• Aim
Quote all of the entries word for word.

#####

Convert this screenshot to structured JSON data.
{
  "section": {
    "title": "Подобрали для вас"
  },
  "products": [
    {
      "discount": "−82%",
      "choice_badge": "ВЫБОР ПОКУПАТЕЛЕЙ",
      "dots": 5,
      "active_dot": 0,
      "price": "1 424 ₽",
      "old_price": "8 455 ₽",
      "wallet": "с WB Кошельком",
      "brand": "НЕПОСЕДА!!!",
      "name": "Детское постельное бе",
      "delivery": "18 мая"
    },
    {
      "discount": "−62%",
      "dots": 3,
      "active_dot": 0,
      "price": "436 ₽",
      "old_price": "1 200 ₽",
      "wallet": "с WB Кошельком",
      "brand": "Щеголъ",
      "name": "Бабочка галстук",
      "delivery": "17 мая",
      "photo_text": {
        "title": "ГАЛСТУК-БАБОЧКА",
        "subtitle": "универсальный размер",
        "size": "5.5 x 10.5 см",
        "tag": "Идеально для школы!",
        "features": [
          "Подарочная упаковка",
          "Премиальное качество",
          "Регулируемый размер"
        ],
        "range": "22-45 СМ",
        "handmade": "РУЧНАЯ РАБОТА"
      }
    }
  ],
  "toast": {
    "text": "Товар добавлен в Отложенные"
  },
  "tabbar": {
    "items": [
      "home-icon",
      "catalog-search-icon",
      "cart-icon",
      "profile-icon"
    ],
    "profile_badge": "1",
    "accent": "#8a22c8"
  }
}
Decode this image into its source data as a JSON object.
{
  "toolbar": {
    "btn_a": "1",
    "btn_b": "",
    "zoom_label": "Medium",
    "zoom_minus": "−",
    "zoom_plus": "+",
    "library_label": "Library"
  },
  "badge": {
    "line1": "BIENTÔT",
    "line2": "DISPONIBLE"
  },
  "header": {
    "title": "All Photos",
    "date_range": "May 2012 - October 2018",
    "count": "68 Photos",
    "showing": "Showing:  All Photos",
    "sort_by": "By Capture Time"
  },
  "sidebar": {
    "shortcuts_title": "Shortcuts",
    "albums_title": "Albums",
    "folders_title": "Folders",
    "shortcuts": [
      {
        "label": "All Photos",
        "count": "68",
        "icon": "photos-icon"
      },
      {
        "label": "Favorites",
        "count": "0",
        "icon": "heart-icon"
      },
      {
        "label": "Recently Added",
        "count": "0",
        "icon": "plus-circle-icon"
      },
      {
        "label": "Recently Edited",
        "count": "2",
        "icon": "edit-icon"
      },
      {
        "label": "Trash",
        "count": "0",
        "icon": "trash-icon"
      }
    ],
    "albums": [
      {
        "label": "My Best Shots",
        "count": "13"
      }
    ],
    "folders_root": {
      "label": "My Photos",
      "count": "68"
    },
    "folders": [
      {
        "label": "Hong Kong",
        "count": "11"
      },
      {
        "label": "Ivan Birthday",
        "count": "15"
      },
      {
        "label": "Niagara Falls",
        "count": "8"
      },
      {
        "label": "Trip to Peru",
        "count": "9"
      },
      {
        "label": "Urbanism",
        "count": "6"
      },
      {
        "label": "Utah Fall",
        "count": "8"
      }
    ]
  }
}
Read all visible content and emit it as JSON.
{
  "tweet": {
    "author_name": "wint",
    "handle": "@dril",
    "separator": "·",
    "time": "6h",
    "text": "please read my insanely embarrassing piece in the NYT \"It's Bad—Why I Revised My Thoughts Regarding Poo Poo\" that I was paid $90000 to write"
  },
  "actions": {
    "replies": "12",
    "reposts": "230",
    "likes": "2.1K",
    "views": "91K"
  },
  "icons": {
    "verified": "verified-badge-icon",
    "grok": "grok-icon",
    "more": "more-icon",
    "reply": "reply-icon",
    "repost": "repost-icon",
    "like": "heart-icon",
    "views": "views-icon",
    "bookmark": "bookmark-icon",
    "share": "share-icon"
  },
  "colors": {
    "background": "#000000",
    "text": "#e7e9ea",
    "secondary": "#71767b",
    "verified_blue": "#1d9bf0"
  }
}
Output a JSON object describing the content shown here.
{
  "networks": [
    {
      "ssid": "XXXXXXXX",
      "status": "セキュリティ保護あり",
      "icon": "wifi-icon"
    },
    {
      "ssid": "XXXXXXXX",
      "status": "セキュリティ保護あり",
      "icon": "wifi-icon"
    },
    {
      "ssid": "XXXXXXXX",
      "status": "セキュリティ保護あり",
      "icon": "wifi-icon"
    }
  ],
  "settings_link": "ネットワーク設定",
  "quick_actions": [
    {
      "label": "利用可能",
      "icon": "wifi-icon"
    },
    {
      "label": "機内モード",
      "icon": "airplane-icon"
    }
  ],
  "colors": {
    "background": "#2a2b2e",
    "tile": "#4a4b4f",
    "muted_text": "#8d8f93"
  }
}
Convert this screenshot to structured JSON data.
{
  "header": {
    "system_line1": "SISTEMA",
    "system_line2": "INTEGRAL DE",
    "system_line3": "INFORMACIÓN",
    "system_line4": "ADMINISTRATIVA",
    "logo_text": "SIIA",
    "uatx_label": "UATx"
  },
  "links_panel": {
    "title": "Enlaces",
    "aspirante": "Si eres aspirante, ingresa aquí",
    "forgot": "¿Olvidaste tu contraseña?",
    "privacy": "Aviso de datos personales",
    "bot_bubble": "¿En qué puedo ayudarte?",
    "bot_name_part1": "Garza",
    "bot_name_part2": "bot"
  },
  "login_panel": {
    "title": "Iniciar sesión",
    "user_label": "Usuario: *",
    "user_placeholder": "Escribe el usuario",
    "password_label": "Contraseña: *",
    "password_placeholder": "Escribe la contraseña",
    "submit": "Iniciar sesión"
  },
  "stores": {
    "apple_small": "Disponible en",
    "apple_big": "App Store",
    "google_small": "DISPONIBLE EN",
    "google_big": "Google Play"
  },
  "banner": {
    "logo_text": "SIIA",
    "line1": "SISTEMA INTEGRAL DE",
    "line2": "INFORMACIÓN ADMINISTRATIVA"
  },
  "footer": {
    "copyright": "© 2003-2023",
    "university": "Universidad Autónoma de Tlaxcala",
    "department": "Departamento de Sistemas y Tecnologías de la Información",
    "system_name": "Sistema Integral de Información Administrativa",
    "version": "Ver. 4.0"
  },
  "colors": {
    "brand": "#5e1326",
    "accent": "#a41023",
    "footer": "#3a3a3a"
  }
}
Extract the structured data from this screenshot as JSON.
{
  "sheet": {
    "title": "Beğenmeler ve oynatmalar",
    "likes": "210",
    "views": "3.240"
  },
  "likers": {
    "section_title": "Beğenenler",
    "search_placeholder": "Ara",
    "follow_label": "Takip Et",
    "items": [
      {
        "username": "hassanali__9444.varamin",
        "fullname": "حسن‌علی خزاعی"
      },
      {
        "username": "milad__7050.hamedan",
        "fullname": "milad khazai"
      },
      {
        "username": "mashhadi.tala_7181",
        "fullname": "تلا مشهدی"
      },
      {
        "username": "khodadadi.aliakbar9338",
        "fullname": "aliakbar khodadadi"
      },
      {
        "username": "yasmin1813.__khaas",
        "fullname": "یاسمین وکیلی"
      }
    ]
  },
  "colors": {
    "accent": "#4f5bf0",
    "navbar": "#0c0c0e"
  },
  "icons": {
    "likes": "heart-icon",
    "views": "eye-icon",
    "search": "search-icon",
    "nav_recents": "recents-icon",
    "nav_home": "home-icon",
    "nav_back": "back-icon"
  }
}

#####

• Exercise answer
Convert this screenshot to structured JSON data.
{
  "section": {
    "title": "Подобрали для вас"
  },
  "products": [
    {
      "discount": "−82%",
      "choice_badge": "ВЫБОР ПОКУПАТЕЛЕЙ",
      "dots": 5,
      "active_dot": 0,
      "price": "1 424 ₽",
      "old_price": "8 455 ₽",
      "wallet": "с WB Кошельком",
      "brand": "НЕПОСЕДА!!!",
      "name": "Детское постельное бе",
      "delivery": "18 мая"
    },
    {
      "discount": "−62%",
      "dots": 3,
      "active_dot": 0,
      "price": "436 ₽",
      "old_price": "1 200 ₽",
      "wallet": "с WB Кошельком",
      "brand": "Щеголъ",
      "name": "Бабочка галстук",
      "delivery": "17 мая",
      "photo_text": {
        "title": "ГАЛСТУК-БАБОЧКА",
        "subtitle": "универсальный размер",
        "size": "5.5 x 10.5 см",
        "tag": "Идеально для школы!",
        "features": [
          "Подарочная упаковка",
          "Премиальное качество",
          "Регулируемый размер"
        ],
        "range": "22-45 СМ",
        "handmade": "РУЧНАЯ РАБОТА"
      }
    }
  ],
  "toast": {
    "text": "Товар добавлен в Отложенные"
  },
  "tabbar": {
    "items": [
      "home-icon",
      "catalog-search-icon",
      "cart-icon",
      "profile-icon"
    ],
    "profile_badge": "1",
    "accent": "#8a22c8"
  }
}
Decode this image into its source data as a JSON object.
{
  "toolbar": {
    "btn_a": "1",
    "btn_b": "",
    "zoom_label": "Medium",
    "zoom_minus": "−",
    "zoom_plus": "+",
    "library_label": "Library"
  },
  "badge": {
    "line1": "BIENTÔT",
    "line2": "DISPONIBLE"
  },
  "header": {
    "title": "All Photos",
    "date_range": "May 2012 - October 2018",
    "count": "68 Photos",
    "showing": "Showing:  All Photos",
    "sort_by": "By Capture Time"
  },
  "sidebar": {
    "shortcuts_title": "Shortcuts",
    "albums_title": "Albums",
    "folders_title": "Folders",
    "shortcuts": [
      {
        "label": "All Photos",
        "count": "68",
        "icon": "photos-icon"
      },
      {
        "label": "Favorites",
        "count": "0",
        "icon": "heart-icon"
      },
      {
        "label": "Recently Added",
        "count": "0",
        "icon": "plus-circle-icon"
      },
      {
        "label": "Recently Edited",
        "count": "2",
        "icon": "edit-icon"
      },
      {
        "label": "Trash",
        "count": "0",
        "icon": "trash-icon"
      }
    ],
    "albums": [
      {
        "label": "My Best Shots",
        "count": "13"
      }
    ],
    "folders_root": {
      "label": "My Photos",
      "count": "68"
    },
    "folders": [
      {
        "label": "Hong Kong",
        "count": "11"
      },
      {
        "label": "Ivan Birthday",
        "count": "15"
      },
      {
        "label": "Niagara Falls",
        "count": "8"
      },
      {
        "label": "Trip to Peru",
        "count": "9"
      },
      {
        "label": "Urbanism",
        "count": "6"
      },
      {
        "label": "Utah Fall",
        "count": "8"
      }
    ]
  }
}
Read all visible content and emit it as JSON.
{
  "tweet": {
    "author_name": "wint",
    "handle": "@dril",
    "separator": "·",
    "time": "6h",
    "text": "please read my insanely embarrassing piece in the NYT \"It's Bad—Why I Revised My Thoughts Regarding Poo Poo\" that I was paid $90000 to write"
  },
  "actions": {
    "replies": "12",
    "reposts": "230",
    "likes": "2.1K",
    "views": "91K"
  },
  "icons": {
    "verified": "verified-badge-icon",
    "grok": "grok-icon",
    "more": "more-icon",
    "reply": "reply-icon",
    "repost": "repost-icon",
    "like": "heart-icon",
    "views": "views-icon",
    "bookmark": "bookmark-icon",
    "share": "share-icon"
  },
  "colors": {
    "background": "#000000",
    "text": "#e7e9ea",
    "secondary": "#71767b",
    "verified_blue": "#1d9bf0"
  }
}
Output a JSON object describing the content shown here.
{
  "networks": [
    {
      "ssid": "XXXXXXXX",
      "status": "セキュリティ保護あり",
      "icon": "wifi-icon"
    },
    {
      "ssid": "XXXXXXXX",
      "status": "セキュリティ保護あり",
      "icon": "wifi-icon"
    },
    {
      "ssid": "XXXXXXXX",
      "status": "セキュリティ保護あり",
      "icon": "wifi-icon"
    }
  ],
  "settings_link": "ネットワーク設定",
  "quick_actions": [
    {
      "label": "利用可能",
      "icon": "wifi-icon"
    },
    {
      "label": "機内モード",
      "icon": "airplane-icon"
    }
  ],
  "colors": {
    "background": "#2a2b2e",
    "tile": "#4a4b4f",
    "muted_text": "#8d8f93"
  }
}
Convert this screenshot to structured JSON data.
{
  "header": {
    "system_line1": "SISTEMA",
    "system_line2": "INTEGRAL DE",
    "system_line3": "INFORMACIÓN",
    "system_line4": "ADMINISTRATIVA",
    "logo_text": "SIIA",
    "uatx_label": "UATx"
  },
  "links_panel": {
    "title": "Enlaces",
    "aspirante": "Si eres aspirante, ingresa aquí",
    "forgot": "¿Olvidaste tu contraseña?",
    "privacy": "Aviso de datos personales",
    "bot_bubble": "¿En qué puedo ayudarte?",
    "bot_name_part1": "Garza",
    "bot_name_part2": "bot"
  },
  "login_panel": {
    "title": "Iniciar sesión",
    "user_label": "Usuario: *",
    "user_placeholder": "Escribe el usuario",
    "password_label": "Contraseña: *",
    "password_placeholder": "Escribe la contraseña",
    "submit": "Iniciar sesión"
  },
  "stores": {
    "apple_small": "Disponible en",
    "apple_big": "App Store",
    "google_small": "DISPONIBLE EN",
    "google_big": "Google Play"
  },
  "banner": {
    "logo_text": "SIIA",
    "line1": "SISTEMA INTEGRAL DE",
    "line2": "INFORMACIÓN ADMINISTRATIVA"
  },
  "footer": {
    "copyright": "© 2003-2023",
    "university": "Universidad Autónoma de Tlaxcala",
    "department": "Departamento de Sistemas y Tecnologías de la Información",
    "system_name": "Sistema Integral de Información Administrativa",
    "version": "Ver. 4.0"
  },
  "colors": {
    "brand": "#5e1326",
    "accent": "#a41023",
    "footer": "#3a3a3a"
  }
}
Extract the structured data from this screenshot as JSON.
{
  "sheet": {
    "title": "Beğenmeler ve oynatmalar",
    "likes": "210",
    "views": "3.240"
  },
  "likers": {
    "section_title": "Beğenenler",
    "search_placeholder": "Ara",
    "follow_label": "Takip Et",
    "items": [
      {
        "username": "hassanali__9444.varamin",
        "fullname": "حسن‌علی خزاعی"
      },
      {
        "username": "milad__7050.hamedan",
        "fullname": "milad khazai"
      },
      {
        "username": "mashhadi.tala_7181",
        "fullname": "تلا مشهدی"
      },
      {
        "username": "khodadadi.aliakbar9338",
        "fullname": "aliakbar khodadadi"
      },
      {
        "username": "yasmin1813.__khaas",
        "fullname": "یاسمین وکیلی"
      }
    ]
  },
  "colors": {
    "accent": "#4f5bf0",
    "navbar": "#0c0c0e"
  },
  "icons": {
    "likes": "heart-icon",
    "views": "eye-icon",
    "search": "search-icon",
    "nav_recents": "recents-icon",
    "nav_home": "home-icon",
    "nav_back": "back-icon"
  }
}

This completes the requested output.